[START]

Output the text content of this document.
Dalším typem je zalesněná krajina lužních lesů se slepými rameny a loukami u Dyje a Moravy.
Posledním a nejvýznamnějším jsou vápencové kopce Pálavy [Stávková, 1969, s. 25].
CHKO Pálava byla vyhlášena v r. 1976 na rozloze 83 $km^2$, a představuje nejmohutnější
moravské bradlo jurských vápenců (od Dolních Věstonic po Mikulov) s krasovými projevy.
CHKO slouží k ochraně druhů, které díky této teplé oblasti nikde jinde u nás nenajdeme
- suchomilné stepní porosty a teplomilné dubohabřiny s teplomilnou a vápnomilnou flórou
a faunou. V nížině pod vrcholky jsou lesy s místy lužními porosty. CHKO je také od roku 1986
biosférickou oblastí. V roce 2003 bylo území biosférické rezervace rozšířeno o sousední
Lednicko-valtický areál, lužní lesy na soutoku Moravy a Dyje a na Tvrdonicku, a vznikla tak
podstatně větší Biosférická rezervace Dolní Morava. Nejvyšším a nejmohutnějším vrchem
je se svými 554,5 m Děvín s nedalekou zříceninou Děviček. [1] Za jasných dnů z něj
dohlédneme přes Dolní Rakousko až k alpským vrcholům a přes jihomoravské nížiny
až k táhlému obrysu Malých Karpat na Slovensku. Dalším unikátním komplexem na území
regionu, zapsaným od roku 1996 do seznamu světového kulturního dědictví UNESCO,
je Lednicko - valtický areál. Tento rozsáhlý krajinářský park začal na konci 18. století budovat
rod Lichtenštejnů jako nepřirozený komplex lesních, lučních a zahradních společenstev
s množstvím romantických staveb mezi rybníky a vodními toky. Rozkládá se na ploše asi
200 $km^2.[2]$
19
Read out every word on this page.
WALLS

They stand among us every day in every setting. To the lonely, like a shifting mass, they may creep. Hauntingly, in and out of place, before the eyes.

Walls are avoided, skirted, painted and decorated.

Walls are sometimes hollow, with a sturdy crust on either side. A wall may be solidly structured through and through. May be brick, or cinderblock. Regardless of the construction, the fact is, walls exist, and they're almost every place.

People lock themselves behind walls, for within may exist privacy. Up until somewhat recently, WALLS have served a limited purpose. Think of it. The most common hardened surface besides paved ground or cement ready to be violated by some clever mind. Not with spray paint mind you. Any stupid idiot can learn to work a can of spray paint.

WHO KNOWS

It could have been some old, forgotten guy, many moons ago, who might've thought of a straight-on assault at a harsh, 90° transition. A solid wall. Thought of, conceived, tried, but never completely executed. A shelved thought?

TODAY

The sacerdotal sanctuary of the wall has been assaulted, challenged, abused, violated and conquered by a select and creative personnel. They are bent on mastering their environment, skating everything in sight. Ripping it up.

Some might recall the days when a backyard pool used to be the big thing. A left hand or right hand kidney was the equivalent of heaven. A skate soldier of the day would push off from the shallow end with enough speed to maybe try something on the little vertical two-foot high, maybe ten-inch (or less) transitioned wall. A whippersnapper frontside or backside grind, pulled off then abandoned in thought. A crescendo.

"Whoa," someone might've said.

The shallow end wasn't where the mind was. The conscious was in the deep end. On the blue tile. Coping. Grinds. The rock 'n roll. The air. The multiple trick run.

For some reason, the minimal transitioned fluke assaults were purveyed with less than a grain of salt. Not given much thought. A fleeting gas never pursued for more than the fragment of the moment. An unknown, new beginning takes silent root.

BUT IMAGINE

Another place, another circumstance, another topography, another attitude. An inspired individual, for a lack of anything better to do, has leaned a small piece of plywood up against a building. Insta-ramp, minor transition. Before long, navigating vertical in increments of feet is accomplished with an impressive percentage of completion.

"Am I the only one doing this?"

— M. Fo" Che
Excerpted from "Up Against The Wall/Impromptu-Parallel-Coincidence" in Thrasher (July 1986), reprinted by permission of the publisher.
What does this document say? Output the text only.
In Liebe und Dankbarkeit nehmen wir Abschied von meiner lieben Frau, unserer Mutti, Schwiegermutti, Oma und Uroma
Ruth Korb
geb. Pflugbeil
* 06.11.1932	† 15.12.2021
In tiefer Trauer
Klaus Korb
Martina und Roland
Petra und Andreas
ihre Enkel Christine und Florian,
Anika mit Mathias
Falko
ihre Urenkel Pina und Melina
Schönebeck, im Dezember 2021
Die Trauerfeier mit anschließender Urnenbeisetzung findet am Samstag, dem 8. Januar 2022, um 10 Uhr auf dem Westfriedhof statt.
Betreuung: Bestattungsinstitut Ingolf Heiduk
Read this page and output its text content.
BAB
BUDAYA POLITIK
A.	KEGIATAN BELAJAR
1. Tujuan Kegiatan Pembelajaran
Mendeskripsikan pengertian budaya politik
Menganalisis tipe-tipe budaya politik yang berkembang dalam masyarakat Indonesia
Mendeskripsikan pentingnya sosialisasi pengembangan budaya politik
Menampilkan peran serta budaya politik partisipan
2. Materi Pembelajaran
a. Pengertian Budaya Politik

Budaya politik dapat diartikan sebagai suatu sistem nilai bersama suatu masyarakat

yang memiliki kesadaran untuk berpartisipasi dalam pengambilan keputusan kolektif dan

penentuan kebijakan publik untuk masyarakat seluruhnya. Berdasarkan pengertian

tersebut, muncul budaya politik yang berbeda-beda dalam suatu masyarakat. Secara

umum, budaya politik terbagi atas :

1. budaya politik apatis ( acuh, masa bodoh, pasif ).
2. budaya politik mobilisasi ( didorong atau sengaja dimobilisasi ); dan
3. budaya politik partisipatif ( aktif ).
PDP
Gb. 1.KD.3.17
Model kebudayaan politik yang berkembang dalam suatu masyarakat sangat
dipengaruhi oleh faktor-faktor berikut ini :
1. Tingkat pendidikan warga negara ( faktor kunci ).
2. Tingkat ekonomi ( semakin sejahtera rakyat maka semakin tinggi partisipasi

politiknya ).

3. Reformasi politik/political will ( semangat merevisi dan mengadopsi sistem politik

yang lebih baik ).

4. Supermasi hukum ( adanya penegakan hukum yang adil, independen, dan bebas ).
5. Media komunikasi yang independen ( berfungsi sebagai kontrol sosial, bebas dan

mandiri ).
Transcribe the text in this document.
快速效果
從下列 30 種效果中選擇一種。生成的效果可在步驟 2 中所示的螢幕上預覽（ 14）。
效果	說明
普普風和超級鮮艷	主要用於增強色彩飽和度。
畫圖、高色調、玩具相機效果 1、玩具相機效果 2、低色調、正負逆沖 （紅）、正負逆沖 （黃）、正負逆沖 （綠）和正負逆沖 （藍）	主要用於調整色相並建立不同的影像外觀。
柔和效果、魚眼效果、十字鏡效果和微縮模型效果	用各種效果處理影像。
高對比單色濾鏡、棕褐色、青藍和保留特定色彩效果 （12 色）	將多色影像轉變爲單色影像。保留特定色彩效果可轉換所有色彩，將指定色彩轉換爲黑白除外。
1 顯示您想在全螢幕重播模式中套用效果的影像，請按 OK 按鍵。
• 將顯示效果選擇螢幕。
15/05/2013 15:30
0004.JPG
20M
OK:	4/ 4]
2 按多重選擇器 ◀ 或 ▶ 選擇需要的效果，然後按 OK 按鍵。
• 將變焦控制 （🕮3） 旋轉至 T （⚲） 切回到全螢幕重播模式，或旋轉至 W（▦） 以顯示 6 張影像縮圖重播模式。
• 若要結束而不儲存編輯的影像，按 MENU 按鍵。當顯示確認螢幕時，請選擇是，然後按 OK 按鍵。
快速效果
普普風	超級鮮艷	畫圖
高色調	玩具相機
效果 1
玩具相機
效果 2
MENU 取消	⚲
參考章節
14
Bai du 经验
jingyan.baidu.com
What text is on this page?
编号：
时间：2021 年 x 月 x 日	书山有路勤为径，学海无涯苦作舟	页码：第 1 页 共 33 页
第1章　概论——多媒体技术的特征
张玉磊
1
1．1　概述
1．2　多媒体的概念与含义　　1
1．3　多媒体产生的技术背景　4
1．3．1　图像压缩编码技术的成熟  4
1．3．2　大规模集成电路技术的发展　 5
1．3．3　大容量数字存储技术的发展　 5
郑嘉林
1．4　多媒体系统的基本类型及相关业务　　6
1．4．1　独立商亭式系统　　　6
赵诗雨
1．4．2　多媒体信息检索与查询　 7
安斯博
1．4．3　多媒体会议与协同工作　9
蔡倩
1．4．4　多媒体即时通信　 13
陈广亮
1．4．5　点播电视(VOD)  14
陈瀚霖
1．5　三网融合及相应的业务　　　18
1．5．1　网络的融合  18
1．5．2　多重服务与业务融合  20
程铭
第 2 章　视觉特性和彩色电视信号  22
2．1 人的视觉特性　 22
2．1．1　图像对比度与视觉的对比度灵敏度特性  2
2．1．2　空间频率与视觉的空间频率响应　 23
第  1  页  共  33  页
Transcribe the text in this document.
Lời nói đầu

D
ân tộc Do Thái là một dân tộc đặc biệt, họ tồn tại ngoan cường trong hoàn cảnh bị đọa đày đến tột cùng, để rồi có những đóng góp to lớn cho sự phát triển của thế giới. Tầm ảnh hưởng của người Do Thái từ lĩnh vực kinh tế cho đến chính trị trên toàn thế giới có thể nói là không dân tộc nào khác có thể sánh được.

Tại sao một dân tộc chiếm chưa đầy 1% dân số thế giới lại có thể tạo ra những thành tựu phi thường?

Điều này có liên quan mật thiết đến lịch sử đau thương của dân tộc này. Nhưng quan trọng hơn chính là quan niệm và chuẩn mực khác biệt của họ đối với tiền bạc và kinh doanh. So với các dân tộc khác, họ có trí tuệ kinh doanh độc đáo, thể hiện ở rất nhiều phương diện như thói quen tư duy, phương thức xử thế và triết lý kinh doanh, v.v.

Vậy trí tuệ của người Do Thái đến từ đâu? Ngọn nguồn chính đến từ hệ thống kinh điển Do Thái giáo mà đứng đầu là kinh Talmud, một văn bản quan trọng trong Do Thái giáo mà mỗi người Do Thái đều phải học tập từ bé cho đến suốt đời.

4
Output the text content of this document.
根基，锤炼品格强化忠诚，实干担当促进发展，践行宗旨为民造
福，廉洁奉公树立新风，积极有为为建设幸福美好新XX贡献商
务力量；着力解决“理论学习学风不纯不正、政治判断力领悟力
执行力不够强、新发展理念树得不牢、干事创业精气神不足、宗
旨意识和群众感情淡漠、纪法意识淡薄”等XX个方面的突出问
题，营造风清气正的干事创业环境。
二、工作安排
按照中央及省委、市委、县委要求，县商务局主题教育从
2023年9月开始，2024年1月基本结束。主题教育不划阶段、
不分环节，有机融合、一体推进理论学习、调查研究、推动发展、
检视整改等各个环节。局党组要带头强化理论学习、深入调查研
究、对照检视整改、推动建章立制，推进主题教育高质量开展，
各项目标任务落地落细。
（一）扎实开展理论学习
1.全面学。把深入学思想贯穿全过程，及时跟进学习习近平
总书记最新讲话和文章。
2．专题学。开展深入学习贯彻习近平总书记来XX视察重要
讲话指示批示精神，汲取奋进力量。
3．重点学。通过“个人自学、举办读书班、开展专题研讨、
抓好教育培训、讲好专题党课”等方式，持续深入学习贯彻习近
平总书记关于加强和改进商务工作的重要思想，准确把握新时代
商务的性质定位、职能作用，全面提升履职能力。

[END]

Stated task - In the entries above, identify each line that includes the string "porosty", then copy it.

Written solution -
- suchomilné stepní porosty a teplomilné dubohabřiny s teplomilnou a vápnomilnou flórou
a faunou. V nížině pod vrcholky jsou lesy s místy lužními porosty. CHKO je také od roku 1986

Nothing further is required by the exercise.